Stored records
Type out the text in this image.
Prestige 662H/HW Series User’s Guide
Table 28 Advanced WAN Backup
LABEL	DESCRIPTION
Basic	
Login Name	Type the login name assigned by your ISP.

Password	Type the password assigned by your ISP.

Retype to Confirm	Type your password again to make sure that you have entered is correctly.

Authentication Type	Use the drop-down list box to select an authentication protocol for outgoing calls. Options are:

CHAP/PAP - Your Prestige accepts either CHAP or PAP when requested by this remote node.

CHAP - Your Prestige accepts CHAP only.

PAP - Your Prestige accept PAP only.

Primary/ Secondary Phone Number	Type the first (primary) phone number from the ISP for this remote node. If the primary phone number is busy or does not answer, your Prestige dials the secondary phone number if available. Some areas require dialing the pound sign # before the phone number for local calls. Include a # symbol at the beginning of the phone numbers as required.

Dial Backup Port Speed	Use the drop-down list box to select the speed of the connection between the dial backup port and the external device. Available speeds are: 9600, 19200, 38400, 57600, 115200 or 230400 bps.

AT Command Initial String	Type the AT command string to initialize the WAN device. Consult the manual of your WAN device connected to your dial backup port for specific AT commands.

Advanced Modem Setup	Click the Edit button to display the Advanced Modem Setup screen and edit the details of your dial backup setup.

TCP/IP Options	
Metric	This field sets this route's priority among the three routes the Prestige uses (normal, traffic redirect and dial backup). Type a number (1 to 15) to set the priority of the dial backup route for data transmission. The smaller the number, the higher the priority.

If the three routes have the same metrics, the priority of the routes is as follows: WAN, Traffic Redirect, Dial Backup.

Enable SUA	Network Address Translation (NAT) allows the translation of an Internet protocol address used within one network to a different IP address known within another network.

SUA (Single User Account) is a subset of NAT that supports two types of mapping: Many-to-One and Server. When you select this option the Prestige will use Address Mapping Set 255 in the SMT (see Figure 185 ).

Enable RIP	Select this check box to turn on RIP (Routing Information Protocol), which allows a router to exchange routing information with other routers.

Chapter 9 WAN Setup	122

* * *

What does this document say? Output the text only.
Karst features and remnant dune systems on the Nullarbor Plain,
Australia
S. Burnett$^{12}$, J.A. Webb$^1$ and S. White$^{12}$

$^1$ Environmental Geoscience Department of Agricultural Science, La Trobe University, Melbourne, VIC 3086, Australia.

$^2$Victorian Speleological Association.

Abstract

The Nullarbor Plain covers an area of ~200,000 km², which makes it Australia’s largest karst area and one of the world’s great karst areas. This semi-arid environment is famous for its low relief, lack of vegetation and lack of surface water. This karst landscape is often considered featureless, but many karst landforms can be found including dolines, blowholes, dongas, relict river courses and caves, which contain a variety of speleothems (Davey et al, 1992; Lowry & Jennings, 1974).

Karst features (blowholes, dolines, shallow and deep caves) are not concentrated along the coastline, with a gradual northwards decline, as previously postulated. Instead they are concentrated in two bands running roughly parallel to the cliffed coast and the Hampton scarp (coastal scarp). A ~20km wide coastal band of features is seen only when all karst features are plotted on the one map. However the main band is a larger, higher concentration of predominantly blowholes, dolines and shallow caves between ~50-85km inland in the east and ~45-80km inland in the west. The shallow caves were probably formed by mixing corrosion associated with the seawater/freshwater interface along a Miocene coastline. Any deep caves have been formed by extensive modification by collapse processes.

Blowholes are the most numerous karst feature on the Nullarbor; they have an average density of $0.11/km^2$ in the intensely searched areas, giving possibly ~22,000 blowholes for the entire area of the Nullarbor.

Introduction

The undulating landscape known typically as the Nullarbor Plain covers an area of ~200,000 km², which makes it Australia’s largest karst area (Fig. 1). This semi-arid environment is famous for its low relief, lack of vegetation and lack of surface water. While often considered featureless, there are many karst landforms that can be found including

--

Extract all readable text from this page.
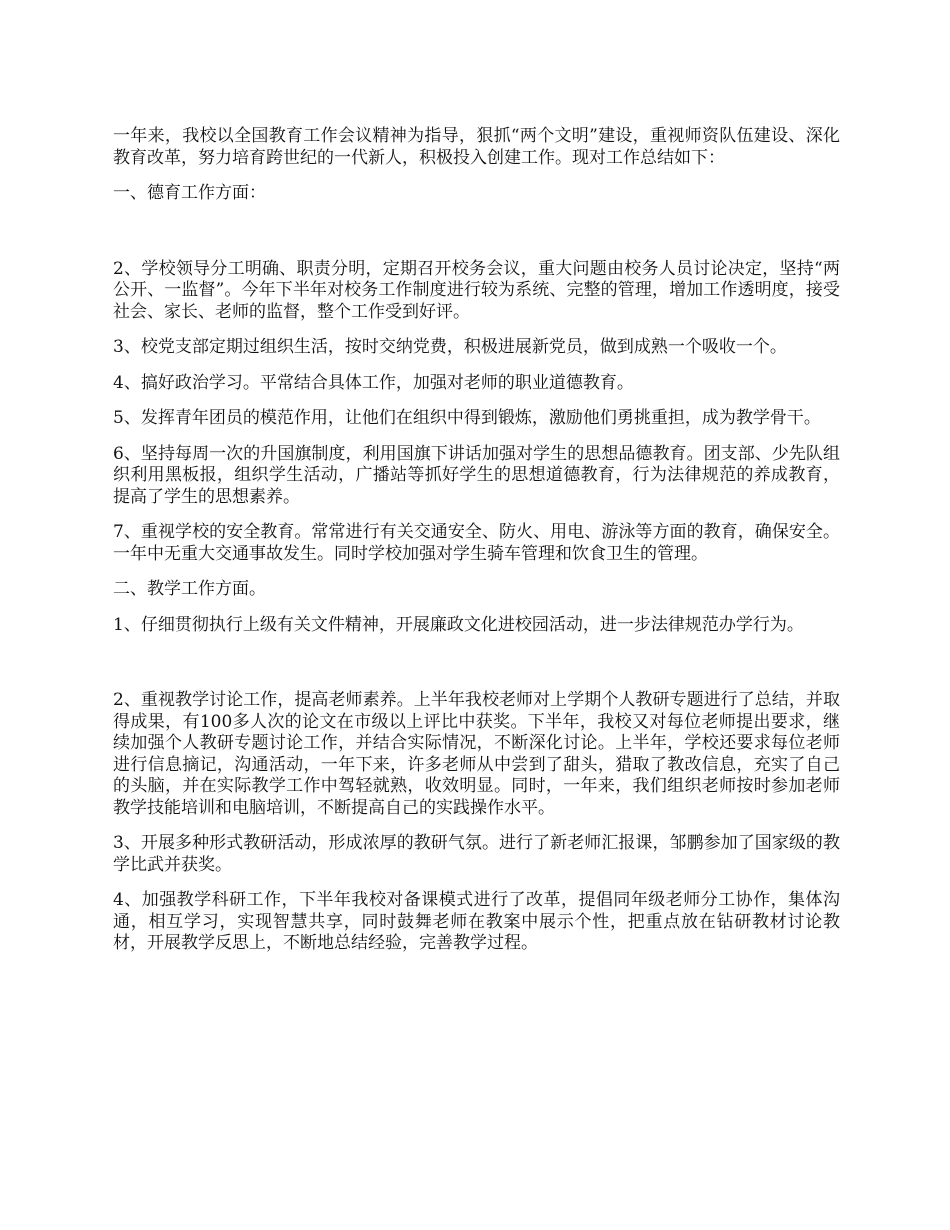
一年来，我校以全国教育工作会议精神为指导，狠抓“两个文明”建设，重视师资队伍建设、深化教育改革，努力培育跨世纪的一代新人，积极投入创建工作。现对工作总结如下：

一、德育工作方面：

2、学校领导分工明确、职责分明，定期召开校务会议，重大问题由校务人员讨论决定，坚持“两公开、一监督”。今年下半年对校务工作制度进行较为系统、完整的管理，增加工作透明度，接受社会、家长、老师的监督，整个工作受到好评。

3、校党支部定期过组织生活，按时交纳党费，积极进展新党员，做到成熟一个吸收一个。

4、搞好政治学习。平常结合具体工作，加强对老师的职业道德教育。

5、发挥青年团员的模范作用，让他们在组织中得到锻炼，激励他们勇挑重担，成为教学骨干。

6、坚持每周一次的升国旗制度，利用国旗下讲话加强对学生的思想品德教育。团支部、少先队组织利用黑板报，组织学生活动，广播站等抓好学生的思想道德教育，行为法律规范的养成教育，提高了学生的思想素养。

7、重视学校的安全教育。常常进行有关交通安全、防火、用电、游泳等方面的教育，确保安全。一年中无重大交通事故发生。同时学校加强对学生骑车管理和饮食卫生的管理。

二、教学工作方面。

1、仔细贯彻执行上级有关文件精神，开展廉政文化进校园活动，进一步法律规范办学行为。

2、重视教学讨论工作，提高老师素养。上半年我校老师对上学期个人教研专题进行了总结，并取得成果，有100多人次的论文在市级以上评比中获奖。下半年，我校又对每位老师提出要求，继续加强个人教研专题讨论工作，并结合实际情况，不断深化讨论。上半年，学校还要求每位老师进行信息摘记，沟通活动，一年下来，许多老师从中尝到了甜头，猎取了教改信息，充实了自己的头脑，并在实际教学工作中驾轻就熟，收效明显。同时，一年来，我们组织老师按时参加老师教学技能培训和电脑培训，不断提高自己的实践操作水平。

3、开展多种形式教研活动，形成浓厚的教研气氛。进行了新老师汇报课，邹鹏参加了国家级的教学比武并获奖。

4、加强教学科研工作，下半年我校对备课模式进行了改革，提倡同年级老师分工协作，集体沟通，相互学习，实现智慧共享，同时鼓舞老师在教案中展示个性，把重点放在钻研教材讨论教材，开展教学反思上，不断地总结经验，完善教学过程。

* [Exercise directions]:
Pick every line with "drop" in it and copy it.

* [Task result]:
Authentication Type	Use the drop-down list box to select an authentication protocol for outgoing calls. Options are:
Dial Backup Port Speed	Use the drop-down list box to select the speed of the connection between the dial backup port and the external device. Available speeds are: 9600, 19200, 38400, 57600, 115200 or 230400 bps.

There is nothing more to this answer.